Copy every line that mentions the word "JSON".

## Dataset excerpts
┄┄┄┄┄┄┄┄┄┄┄┄┄┄┄┄┄┄┄┄

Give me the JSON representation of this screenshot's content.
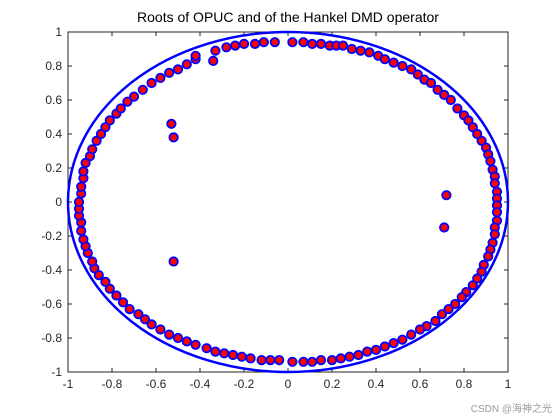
{
  "chart_data": {
    "type": "scatter",
    "title": "Roots of OPUC and of the Hankel DMD operator",
    "xlabel": "",
    "ylabel": "",
    "xlim": [
      -1,
      1
    ],
    "ylim": [
      -1,
      1
    ],
    "grid": false,
    "legend": "none",
    "x_ticks": [
      -1,
      -0.8,
      -0.6,
      -0.4,
      -0.2,
      0,
      0.2,
      0.4,
      0.6,
      0.8,
      1
    ],
    "y_ticks": [
      -1,
      -0.8,
      -0.6,
      -0.4,
      -0.2,
      0,
      0.2,
      0.4,
      0.6,
      0.8,
      1
    ],
    "x_tick_labels": [
      "-1",
      "-0.8",
      "-0.6",
      "-0.4",
      "-0.2",
      "0",
      "0.2",
      "0.4",
      "0.6",
      "0.8",
      "1"
    ],
    "y_tick_labels": [
      "-1",
      "-0.8",
      "-0.6",
      "-0.4",
      "-0.2",
      "0",
      "0.2",
      "0.4",
      "0.6",
      "0.8",
      "1"
    ],
    "unit_circle": {
      "center": [
        0,
        0
      ],
      "radius": 1,
      "color": "#0000ff"
    },
    "series": [
      {
        "marker": "circle-filled-red-blue-edge",
        "face_color": "#ff0000",
        "edge_color": "#0000ff",
        "points": [
          [
            0.02,
            0.94
          ],
          [
            0.07,
            0.94
          ],
          [
            0.11,
            0.93
          ],
          [
            0.15,
            0.93
          ],
          [
            0.19,
            0.92
          ],
          [
            0.22,
            0.92
          ],
          [
            0.25,
            0.92
          ],
          [
            0.29,
            0.9
          ],
          [
            0.33,
            0.89
          ],
          [
            0.37,
            0.88
          ],
          [
            0.41,
            0.86
          ],
          [
            0.44,
            0.84
          ],
          [
            0.48,
            0.82
          ],
          [
            0.52,
            0.8
          ],
          [
            0.56,
            0.78
          ],
          [
            0.59,
            0.75
          ],
          [
            0.62,
            0.72
          ],
          [
            0.65,
            0.7
          ],
          [
            0.68,
            0.66
          ],
          [
            0.71,
            0.63
          ],
          [
            0.74,
            0.6
          ],
          [
            0.77,
            0.55
          ],
          [
            0.8,
            0.51
          ],
          [
            0.82,
            0.48
          ],
          [
            0.84,
            0.44
          ],
          [
            0.86,
            0.4
          ],
          [
            0.88,
            0.36
          ],
          [
            0.9,
            0.32
          ],
          [
            0.91,
            0.28
          ],
          [
            0.92,
            0.24
          ],
          [
            0.93,
            0.19
          ],
          [
            0.94,
            0.15
          ],
          [
            0.94,
            0.11
          ],
          [
            0.95,
            0.06
          ],
          [
            0.95,
            0.02
          ],
          [
            0.95,
            -0.02
          ],
          [
            0.95,
            -0.06
          ],
          [
            0.95,
            -0.11
          ],
          [
            0.94,
            -0.15
          ],
          [
            0.94,
            -0.19
          ],
          [
            0.93,
            -0.24
          ],
          [
            0.92,
            -0.28
          ],
          [
            0.91,
            -0.32
          ],
          [
            0.89,
            -0.37
          ],
          [
            0.88,
            -0.41
          ],
          [
            0.86,
            -0.45
          ],
          [
            0.84,
            -0.49
          ],
          [
            0.81,
            -0.53
          ],
          [
            0.79,
            -0.56
          ],
          [
            0.76,
            -0.6
          ],
          [
            0.73,
            -0.63
          ],
          [
            0.7,
            -0.66
          ],
          [
            0.67,
            -0.7
          ],
          [
            0.63,
            -0.73
          ],
          [
            0.6,
            -0.75
          ],
          [
            0.56,
            -0.78
          ],
          [
            0.52,
            -0.81
          ],
          [
            0.48,
            -0.83
          ],
          [
            0.44,
            -0.85
          ],
          [
            0.4,
            -0.87
          ],
          [
            0.36,
            -0.88
          ],
          [
            0.32,
            -0.9
          ],
          [
            0.28,
            -0.91
          ],
          [
            0.24,
            -0.92
          ],
          [
            0.2,
            -0.93
          ],
          [
            0.15,
            -0.93
          ],
          [
            0.11,
            -0.94
          ],
          [
            0.07,
            -0.94
          ],
          [
            0.02,
            -0.94
          ],
          [
            -0.04,
            -0.93
          ],
          [
            -0.08,
            -0.93
          ],
          [
            -0.12,
            -0.93
          ],
          [
            -0.17,
            -0.92
          ],
          [
            -0.21,
            -0.91
          ],
          [
            -0.25,
            -0.9
          ],
          [
            -0.29,
            -0.89
          ],
          [
            -0.33,
            -0.88
          ],
          [
            -0.37,
            -0.86
          ],
          [
            -0.42,
            -0.84
          ],
          [
            -0.46,
            -0.82
          ],
          [
            -0.5,
            -0.8
          ],
          [
            -0.54,
            -0.78
          ],
          [
            -0.58,
            -0.75
          ],
          [
            -0.62,
            -0.72
          ],
          [
            -0.65,
            -0.69
          ],
          [
            -0.68,
            -0.66
          ],
          [
            -0.72,
            -0.63
          ],
          [
            -0.75,
            -0.59
          ],
          [
            -0.78,
            -0.55
          ],
          [
            -0.81,
            -0.51
          ],
          [
            -0.83,
            -0.47
          ],
          [
            -0.86,
            -0.43
          ],
          [
            -0.88,
            -0.39
          ],
          [
            -0.89,
            -0.35
          ],
          [
            -0.91,
            -0.3
          ],
          [
            -0.92,
            -0.26
          ],
          [
            -0.93,
            -0.22
          ],
          [
            -0.94,
            -0.17
          ],
          [
            -0.94,
            -0.12
          ],
          [
            -0.95,
            -0.08
          ],
          [
            -0.95,
            -0.04
          ],
          [
            -0.95,
            0.0
          ],
          [
            -0.94,
            0.05
          ],
          [
            -0.94,
            0.09
          ],
          [
            -0.93,
            0.14
          ],
          [
            -0.93,
            0.18
          ],
          [
            -0.92,
            0.23
          ],
          [
            -0.9,
            0.27
          ],
          [
            -0.89,
            0.31
          ],
          [
            -0.87,
            0.36
          ],
          [
            -0.85,
            0.4
          ],
          [
            -0.83,
            0.44
          ],
          [
            -0.81,
            0.48
          ],
          [
            -0.78,
            0.52
          ],
          [
            -0.76,
            0.55
          ],
          [
            -0.73,
            0.59
          ],
          [
            -0.7,
            0.62
          ],
          [
            -0.66,
            0.66
          ],
          [
            -0.62,
            0.7
          ],
          [
            -0.58,
            0.73
          ],
          [
            -0.54,
            0.76
          ],
          [
            -0.5,
            0.78
          ],
          [
            -0.46,
            0.81
          ],
          [
            -0.42,
            0.84
          ],
          [
            -0.33,
            0.89
          ],
          [
            -0.28,
            0.91
          ],
          [
            -0.24,
            0.92
          ],
          [
            -0.2,
            0.93
          ],
          [
            -0.15,
            0.93
          ],
          [
            -0.11,
            0.94
          ],
          [
            -0.06,
            0.94
          ],
          [
            -0.34,
            0.83
          ],
          [
            -0.42,
            0.86
          ],
          [
            -0.53,
            0.46
          ],
          [
            -0.52,
            0.38
          ],
          [
            0.72,
            0.04
          ],
          [
            0.71,
            -0.15
          ],
          [
            -0.52,
            -0.35
          ]
        ]
      }
    ]
  },
  "watermark": "CSDN @海神之光"
}
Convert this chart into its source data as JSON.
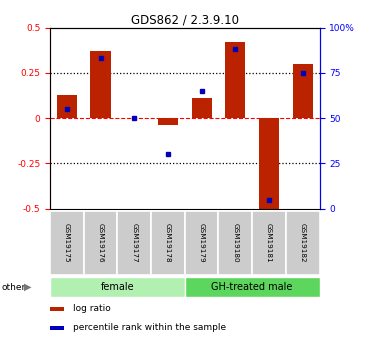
{
  "title": "GDS862 / 2.3.9.10",
  "samples": [
    "GSM19175",
    "GSM19176",
    "GSM19177",
    "GSM19178",
    "GSM19179",
    "GSM19180",
    "GSM19181",
    "GSM19182"
  ],
  "log_ratio": [
    0.13,
    0.37,
    0.0,
    -0.04,
    0.11,
    0.42,
    -0.5,
    0.3
  ],
  "percentile_rank": [
    55,
    83,
    50,
    30,
    65,
    88,
    5,
    75
  ],
  "groups": [
    {
      "label": "female",
      "start": 0,
      "end": 4,
      "color": "#b2f0b2"
    },
    {
      "label": "GH-treated male",
      "start": 4,
      "end": 8,
      "color": "#5cd65c"
    }
  ],
  "bar_color": "#BB2200",
  "point_color": "#0000BB",
  "ylim_left": [
    -0.5,
    0.5
  ],
  "ylim_right": [
    0,
    100
  ],
  "yticks_left": [
    -0.5,
    -0.25,
    0.0,
    0.25,
    0.5
  ],
  "ytick_labels_left": [
    "-0.5",
    "-0.25",
    "0",
    "0.25",
    "0.5"
  ],
  "yticks_right": [
    0,
    25,
    50,
    75,
    100
  ],
  "ytick_labels_right": [
    "0",
    "25",
    "50",
    "75",
    "100%"
  ],
  "background_color": "#ffffff",
  "legend_items": [
    {
      "label": "log ratio",
      "color": "#BB2200"
    },
    {
      "label": "percentile rank within the sample",
      "color": "#0000BB"
    }
  ]
}
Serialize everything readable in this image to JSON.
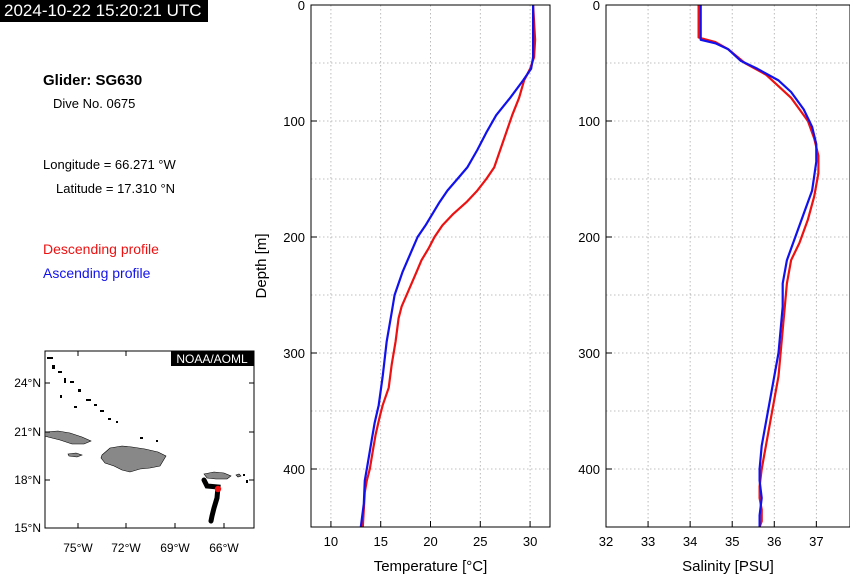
{
  "header": {
    "timestamp": "2024-10-22 15:20:21 UTC"
  },
  "info": {
    "glider": "Glider: SG630",
    "dive": "Dive No. 0675",
    "longitude": "Longitude = 66.271 °W",
    "latitude": "Latitude = 17.310 °N"
  },
  "legend": {
    "descending": "Descending profile",
    "ascending": "Ascending profile",
    "descending_color": "#ee1111",
    "ascending_color": "#1111ee"
  },
  "map": {
    "badge": "NOAA/AOML",
    "lon_ticks": [
      "75°W",
      "72°W",
      "69°W",
      "66°W"
    ],
    "lat_ticks": [
      "24°N",
      "21°N",
      "18°N",
      "15°N"
    ],
    "track_color": "#000000",
    "position_color": "#ee1111"
  },
  "chart_data": [
    {
      "type": "line",
      "xlabel": "Temperature [°C]",
      "ylabel": "Depth [m]",
      "xlim": [
        8,
        32
      ],
      "ylim": [
        450,
        0
      ],
      "xticks": [
        10,
        15,
        20,
        25,
        30
      ],
      "yticks": [
        0,
        100,
        200,
        300,
        400
      ],
      "grid": true,
      "series": [
        {
          "color": "#ee1111",
          "x": [
            30.3,
            30.5,
            30.4,
            30.0,
            29.4,
            28.9,
            28.2,
            27.6,
            27.0,
            26.4,
            25.6,
            24.7,
            23.6,
            22.3,
            21.2,
            20.4,
            19.8,
            19.1,
            18.6,
            18.1,
            17.6,
            17.1,
            16.8,
            16.5,
            16.1,
            15.8,
            15.2,
            14.9,
            14.5,
            14.2,
            13.9,
            13.6,
            13.4,
            13.3,
            13.2
          ],
          "y": [
            0,
            30,
            45,
            55,
            65,
            80,
            95,
            110,
            125,
            140,
            150,
            160,
            170,
            180,
            190,
            200,
            210,
            220,
            230,
            240,
            250,
            260,
            270,
            290,
            310,
            330,
            345,
            355,
            370,
            385,
            400,
            410,
            420,
            435,
            450
          ]
        },
        {
          "color": "#1111ee",
          "x": [
            30.3,
            30.3,
            30.3,
            30.1,
            29.3,
            28.0,
            26.6,
            25.6,
            24.7,
            23.7,
            22.7,
            21.7,
            20.9,
            20.2,
            19.5,
            18.7,
            18.2,
            17.7,
            17.2,
            16.8,
            16.4,
            16.1,
            15.6,
            15.2,
            14.8,
            14.4,
            14.1,
            13.7,
            13.4,
            13.3,
            13.0
          ],
          "y": [
            0,
            30,
            45,
            55,
            65,
            80,
            95,
            110,
            125,
            140,
            150,
            160,
            170,
            180,
            190,
            200,
            210,
            220,
            230,
            240,
            250,
            265,
            290,
            320,
            345,
            360,
            375,
            395,
            410,
            430,
            450
          ]
        }
      ]
    },
    {
      "type": "line",
      "xlabel": "Salinity [PSU]",
      "ylabel": "",
      "xlim": [
        32,
        37.8
      ],
      "ylim": [
        450,
        0
      ],
      "xticks": [
        32,
        33,
        34,
        35,
        36,
        37
      ],
      "yticks": [
        0,
        100,
        200,
        300,
        400
      ],
      "grid": true,
      "series": [
        {
          "color": "#ee1111",
          "x": [
            34.2,
            34.2,
            34.2,
            34.6,
            34.9,
            35.3,
            35.8,
            36.1,
            36.4,
            36.6,
            36.8,
            36.95,
            37.05,
            37.05,
            36.95,
            36.8,
            36.6,
            36.4,
            36.3,
            36.25,
            36.2,
            36.15,
            36.1,
            36.0,
            35.9,
            35.8,
            35.7,
            35.65,
            35.65,
            35.7,
            35.7,
            35.65
          ],
          "y": [
            0,
            20,
            28,
            32,
            38,
            50,
            60,
            70,
            80,
            90,
            100,
            115,
            130,
            145,
            165,
            185,
            205,
            220,
            240,
            260,
            280,
            300,
            320,
            340,
            360,
            380,
            400,
            415,
            425,
            435,
            445,
            450
          ]
        },
        {
          "color": "#1111ee",
          "x": [
            34.25,
            34.25,
            34.25,
            34.6,
            34.9,
            35.2,
            35.6,
            36.1,
            36.4,
            36.7,
            36.9,
            37.0,
            37.0,
            36.9,
            36.7,
            36.5,
            36.3,
            36.2,
            36.2,
            36.15,
            36.1,
            36.0,
            35.9,
            35.8,
            35.7,
            35.65,
            35.65,
            35.7,
            35.65,
            35.65
          ],
          "y": [
            0,
            20,
            30,
            33,
            38,
            48,
            55,
            65,
            75,
            90,
            105,
            120,
            135,
            160,
            180,
            200,
            220,
            240,
            260,
            280,
            300,
            320,
            340,
            360,
            380,
            400,
            410,
            425,
            440,
            450
          ]
        }
      ]
    }
  ]
}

┄┄┄┄┄┄┄┄┄┄┄┄┄┄┄┄┄┄┄┄

## Result
Give me the JSON representation of this screenshot's content.
Convert this chart into its source data as JSON.
Serialize everything readable in this image to JSON.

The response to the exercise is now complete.